◆ **Text**
Some people simply want to  keep working  even if their partner doesn’t. Living on one paycheck can be scary for people used to having two, no matter how much money couples have.

When couples retire at different times, routines, schedules and expectations diverge, and tensions can surface. Assumptions arise over who should clean or make dinner. The still-working partner may feel a twinge of envy when the other one heads to the beach or visits grandchildren.

“There can be resentment. This is the time people have been dreaming about,” says Pepper Schwartz, emeritus professor of sociology at the University of Washington who focuses on relationships.

Other couples are wary of their partner retiring and being around all the time. “They dread too much togetherness,” says working filmmaker Sharon Hyman, 61, who  lives separately from her retired partner of 25 years.

Navigating new routines

David Brown, 70, and Beth Keenan-Brown, 64, planned to retire together. Last year, Beth left her nursing job and David retired from the Secret Service. They made plans to travel to Budapest and spend more time at their beach house.

Shortly after Beth retired, she received a dream job offer and returned to work full time, as director of clinical operations for a Maryland hospice agency. Now she spends the week in their Severna Park, Md., home, which is larger and has space for a home office, while David stays at their beach home in Delaware, where he bikes and volunteers with Meals on Wheels. They travel back and forth.

“It’s a challenge keeping our calendars straight,” says David.

Beth logs her meetings on a joint Google Calendar so David knows when not to call. Every morning, they FaceTime over coffee and talk about their plans. On Wednesdays they each get takeout from the same type of restaurant, recently Ethiopian, and eat together over a video call.

There are upsides, too. They have made two trips since she took her new job, one to Costa Rica and the other to the Netherlands, thanks to her added income. Beth has unlimited paid vacation with her new job.

She says it would be hard if they were still in the same house and she was working while he was retired. “I think I would drive you nuts,” says Beth, adding that she is younger and has more energy than David.

“I just can’t keep up with you,” says David, who had a stroke a few years ago and needed to slow down.

Tough choices, new roles

Jeni Mastin, 74, of Vancouver, British Columbia, retired a decade ago from a career in nonprofits and social work. Her partner, Cameron Hood, is still working as a musician, teaching music and performing jazz.

“I’m an artist. I imagine I will be working until I drop dead,” he says.

Their different schedules and responsibilities have led to some inconveniences. Earlier this year, Jeni planned a monthlong 65th birthday celebration for Cameron in Mexico. They cut it a week short because of his teaching job. Cameron’s work schedule also means that he can’t always go with Jeni to her doctor’s appointments. His substitute teaching job ends at 3:30 p.m. and there’s an hourlong commute.

David Buck and his wife, Susan Rose, the minister, are navigating the transition in Ponte Vedra Beach, Fla.

◆ **Given entries**
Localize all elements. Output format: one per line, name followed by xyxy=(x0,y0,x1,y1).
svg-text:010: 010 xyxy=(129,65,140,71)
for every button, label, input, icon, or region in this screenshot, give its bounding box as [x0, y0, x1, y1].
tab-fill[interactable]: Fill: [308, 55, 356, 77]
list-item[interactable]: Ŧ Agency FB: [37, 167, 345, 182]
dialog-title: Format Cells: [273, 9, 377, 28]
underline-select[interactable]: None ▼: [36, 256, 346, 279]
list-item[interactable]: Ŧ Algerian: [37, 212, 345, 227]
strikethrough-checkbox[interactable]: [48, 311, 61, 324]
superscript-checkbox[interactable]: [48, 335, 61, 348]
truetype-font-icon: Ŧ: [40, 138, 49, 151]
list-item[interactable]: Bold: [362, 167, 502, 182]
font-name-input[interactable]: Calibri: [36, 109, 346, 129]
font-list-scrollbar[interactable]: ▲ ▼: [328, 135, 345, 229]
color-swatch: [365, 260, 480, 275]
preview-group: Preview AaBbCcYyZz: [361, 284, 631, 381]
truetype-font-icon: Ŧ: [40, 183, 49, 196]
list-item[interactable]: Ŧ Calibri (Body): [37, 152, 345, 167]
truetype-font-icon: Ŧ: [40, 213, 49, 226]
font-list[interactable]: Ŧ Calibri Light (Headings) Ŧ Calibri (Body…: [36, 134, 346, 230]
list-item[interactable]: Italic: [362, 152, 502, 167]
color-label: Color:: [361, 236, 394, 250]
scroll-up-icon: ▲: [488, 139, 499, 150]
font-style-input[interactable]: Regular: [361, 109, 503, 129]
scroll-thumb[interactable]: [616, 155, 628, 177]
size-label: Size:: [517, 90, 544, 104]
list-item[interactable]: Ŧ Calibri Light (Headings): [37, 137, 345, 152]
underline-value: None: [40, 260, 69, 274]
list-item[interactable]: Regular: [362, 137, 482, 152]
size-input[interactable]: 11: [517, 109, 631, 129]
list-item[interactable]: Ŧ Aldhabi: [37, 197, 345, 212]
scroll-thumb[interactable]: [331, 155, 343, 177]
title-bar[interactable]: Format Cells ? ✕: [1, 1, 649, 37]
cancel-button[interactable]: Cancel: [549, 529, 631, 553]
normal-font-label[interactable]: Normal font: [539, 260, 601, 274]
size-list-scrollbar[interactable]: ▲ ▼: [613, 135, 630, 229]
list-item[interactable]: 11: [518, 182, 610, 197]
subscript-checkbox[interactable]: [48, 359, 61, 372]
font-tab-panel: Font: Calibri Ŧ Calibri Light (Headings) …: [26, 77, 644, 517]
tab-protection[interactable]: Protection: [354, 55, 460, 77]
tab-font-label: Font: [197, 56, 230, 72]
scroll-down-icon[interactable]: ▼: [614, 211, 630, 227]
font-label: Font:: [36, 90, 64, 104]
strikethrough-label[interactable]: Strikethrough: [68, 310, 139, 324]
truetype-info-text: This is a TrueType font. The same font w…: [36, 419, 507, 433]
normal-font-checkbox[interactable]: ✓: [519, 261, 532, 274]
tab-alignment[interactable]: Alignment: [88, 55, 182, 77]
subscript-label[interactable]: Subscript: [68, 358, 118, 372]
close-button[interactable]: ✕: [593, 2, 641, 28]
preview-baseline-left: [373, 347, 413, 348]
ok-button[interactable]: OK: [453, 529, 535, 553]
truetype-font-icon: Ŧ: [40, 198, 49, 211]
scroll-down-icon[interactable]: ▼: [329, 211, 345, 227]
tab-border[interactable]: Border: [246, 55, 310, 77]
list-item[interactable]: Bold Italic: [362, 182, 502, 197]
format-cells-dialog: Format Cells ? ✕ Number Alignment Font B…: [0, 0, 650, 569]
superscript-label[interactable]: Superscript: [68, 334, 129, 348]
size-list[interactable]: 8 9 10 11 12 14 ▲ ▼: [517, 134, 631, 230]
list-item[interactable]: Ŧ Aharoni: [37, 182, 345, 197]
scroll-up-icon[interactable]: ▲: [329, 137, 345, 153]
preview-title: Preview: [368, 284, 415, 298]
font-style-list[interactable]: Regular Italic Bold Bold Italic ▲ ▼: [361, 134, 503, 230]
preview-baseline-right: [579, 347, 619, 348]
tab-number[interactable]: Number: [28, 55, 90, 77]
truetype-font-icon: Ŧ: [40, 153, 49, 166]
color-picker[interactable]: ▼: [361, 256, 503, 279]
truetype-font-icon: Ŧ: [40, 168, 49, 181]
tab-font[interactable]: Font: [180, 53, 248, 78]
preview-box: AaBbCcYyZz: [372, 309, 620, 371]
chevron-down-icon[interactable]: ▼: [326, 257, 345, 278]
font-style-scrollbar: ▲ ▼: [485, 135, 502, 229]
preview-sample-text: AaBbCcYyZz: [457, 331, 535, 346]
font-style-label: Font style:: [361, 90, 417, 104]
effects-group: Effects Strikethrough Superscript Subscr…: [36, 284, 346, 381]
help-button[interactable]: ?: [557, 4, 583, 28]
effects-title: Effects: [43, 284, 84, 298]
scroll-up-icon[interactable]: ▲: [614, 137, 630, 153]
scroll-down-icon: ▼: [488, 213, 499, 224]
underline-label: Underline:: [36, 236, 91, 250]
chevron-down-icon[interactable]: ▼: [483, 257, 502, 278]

◆ **Things to do**
A. In the article on couples retiring at different times, what job did Beth Keenan-Brown take after she returned to work?
B. Retype the article on couples retiring at different times from "Their different schedules" to "Vedra Beach, Fla.".
The material is unrelated to the article on couples who retire at different times.

◆ **Solutions to the exercise**
A. She became director of clinical operations for a Maryland hospice agency.

B.
Their different schedules and responsibilities have led to some inconveniences. Earlier this year, Jeni planned a monthlong 65th birthday celebration for Cameron in Mexico. They cut it a week short because of his teaching job. Cameron’s work schedule also means that he can’t always go with Jeni to her doctor’s appointments. His substitute teaching job ends at 3:30 p.m. and there’s an hourlong commute.

David Buck and his wife, Susan Rose, the minister, are navigating the transition in Ponte Vedra Beach, Fla.